Stored records
■ ■ ■ ■ ■ ■ ■

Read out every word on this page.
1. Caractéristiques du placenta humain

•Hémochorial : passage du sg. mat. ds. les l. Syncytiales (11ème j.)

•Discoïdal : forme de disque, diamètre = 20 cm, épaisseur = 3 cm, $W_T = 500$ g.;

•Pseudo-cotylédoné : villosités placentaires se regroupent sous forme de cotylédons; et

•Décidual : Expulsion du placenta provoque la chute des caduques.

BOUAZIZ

■ ■ ■ ■ ■ ■ ■

Transcribe the whole listing with nothing added or left out.

§ **Solution to the problem**:
Read out every word on this page.
1. Caractéristiques du placenta humain

•Hémochorial : passage du sg. mat. ds. les l. Syncytiales (11ème j.)

•Discoïdal : forme de disque, diamètre = 20 cm, épaisseur = 3 cm, $W_T = 500$ g.;

•Pseudo-cotylédoné : villosités placentaires se regroupent sous forme de cotylédons; et

•Décidual : Expulsion du placenta provoque la chute des caduques.

BOUAZIZ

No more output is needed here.